— START SOURCE RECORDS —
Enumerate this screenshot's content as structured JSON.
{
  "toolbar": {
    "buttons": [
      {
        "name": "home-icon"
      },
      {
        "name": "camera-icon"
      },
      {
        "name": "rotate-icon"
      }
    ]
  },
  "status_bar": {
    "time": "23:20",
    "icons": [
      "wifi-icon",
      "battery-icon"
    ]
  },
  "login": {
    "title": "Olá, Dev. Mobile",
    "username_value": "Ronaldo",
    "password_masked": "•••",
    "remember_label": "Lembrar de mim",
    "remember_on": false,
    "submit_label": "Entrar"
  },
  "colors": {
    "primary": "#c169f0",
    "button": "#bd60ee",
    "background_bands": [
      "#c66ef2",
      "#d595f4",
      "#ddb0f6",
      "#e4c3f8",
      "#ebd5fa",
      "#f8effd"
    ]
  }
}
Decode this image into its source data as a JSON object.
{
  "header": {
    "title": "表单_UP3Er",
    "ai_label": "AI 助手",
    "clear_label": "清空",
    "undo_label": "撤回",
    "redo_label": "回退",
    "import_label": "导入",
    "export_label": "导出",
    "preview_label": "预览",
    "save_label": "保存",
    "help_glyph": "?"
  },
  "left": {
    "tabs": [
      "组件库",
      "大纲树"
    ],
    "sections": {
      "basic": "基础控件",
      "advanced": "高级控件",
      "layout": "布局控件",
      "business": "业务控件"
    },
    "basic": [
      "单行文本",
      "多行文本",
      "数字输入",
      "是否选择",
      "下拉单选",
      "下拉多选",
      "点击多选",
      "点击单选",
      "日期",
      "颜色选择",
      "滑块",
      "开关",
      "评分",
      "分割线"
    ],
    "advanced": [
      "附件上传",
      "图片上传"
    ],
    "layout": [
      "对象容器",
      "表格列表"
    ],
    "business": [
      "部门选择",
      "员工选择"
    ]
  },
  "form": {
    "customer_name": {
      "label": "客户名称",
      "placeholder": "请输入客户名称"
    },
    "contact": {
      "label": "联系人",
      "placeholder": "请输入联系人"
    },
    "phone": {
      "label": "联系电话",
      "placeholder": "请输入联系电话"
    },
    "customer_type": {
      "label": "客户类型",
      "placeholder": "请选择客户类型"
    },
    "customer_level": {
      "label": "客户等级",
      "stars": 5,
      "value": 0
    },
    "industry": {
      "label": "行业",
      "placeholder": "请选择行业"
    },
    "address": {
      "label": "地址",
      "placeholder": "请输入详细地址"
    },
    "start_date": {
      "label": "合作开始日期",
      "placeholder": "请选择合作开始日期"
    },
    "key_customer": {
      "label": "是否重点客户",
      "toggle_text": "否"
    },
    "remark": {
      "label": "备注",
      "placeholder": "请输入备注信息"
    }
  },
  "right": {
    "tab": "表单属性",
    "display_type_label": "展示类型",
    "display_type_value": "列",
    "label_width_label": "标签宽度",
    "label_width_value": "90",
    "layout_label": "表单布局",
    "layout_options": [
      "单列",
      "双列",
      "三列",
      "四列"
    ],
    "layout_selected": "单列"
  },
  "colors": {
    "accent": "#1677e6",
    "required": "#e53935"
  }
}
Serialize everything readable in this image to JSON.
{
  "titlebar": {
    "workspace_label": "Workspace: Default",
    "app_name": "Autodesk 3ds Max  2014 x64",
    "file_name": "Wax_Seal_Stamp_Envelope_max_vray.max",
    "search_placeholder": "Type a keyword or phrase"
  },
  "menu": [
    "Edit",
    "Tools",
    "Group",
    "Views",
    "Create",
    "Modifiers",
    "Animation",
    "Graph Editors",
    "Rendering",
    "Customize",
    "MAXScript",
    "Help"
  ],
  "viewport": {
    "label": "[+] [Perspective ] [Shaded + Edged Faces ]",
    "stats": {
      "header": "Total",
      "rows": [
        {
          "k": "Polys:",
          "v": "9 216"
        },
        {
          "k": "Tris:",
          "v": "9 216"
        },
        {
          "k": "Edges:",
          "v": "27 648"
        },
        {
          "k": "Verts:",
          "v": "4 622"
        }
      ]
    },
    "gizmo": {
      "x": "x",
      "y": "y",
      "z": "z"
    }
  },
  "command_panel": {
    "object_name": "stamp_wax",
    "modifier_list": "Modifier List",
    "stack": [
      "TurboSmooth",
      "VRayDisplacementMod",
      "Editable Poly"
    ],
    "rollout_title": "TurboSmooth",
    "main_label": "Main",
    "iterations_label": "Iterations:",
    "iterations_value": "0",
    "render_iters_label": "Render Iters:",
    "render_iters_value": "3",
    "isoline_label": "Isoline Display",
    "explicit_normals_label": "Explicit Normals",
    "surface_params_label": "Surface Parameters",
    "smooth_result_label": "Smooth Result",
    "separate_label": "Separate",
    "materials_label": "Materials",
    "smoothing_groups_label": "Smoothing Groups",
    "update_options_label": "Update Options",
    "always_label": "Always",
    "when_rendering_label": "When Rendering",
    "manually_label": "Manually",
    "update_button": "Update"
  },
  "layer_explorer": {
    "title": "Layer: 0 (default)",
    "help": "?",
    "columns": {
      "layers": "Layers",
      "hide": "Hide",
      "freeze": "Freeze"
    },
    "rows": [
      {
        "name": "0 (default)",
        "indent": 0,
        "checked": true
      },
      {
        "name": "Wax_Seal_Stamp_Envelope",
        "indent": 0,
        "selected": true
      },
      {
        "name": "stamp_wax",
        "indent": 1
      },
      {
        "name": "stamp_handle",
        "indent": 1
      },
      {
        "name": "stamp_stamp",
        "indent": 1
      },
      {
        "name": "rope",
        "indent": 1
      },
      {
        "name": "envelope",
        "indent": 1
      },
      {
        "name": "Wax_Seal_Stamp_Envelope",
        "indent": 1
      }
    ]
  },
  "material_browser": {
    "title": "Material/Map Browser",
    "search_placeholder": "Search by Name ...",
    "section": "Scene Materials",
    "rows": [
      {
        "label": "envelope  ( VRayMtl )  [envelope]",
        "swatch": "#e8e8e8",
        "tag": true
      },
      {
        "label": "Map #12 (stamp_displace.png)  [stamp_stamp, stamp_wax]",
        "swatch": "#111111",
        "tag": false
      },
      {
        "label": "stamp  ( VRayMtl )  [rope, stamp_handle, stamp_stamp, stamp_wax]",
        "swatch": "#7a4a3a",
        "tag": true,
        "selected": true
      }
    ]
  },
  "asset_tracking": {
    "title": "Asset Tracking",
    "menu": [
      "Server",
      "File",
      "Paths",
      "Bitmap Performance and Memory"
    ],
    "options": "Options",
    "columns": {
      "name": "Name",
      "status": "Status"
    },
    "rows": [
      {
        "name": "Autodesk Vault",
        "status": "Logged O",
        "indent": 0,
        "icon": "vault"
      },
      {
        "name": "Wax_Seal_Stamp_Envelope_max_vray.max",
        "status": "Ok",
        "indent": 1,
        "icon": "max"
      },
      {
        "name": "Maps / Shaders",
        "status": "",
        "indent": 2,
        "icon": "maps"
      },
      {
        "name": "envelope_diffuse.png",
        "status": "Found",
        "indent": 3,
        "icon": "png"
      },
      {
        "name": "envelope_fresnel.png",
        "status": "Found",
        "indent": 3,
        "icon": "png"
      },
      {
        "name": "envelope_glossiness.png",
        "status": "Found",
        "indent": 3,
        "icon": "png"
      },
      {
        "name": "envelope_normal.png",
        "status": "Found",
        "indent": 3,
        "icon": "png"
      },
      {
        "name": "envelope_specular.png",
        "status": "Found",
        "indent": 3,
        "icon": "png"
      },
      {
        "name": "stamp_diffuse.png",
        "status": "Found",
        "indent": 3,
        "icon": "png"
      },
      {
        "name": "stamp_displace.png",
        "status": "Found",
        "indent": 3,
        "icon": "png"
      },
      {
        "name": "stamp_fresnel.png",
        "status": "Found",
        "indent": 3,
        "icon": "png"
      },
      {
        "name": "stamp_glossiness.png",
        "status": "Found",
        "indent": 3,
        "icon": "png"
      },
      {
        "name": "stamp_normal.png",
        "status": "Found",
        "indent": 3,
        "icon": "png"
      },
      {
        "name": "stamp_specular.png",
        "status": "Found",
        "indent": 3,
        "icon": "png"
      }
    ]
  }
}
— END SOURCE RECORDS —
▸ **TASK GOAL**: From the listing above, collect every line that mentions the word "this".

▸ **TASK SOLUTION**:
Enumerate this screenshot's content as structured JSON.
Decode this image into its source data as a JSON object.
Serialize everything readable in this image to JSON.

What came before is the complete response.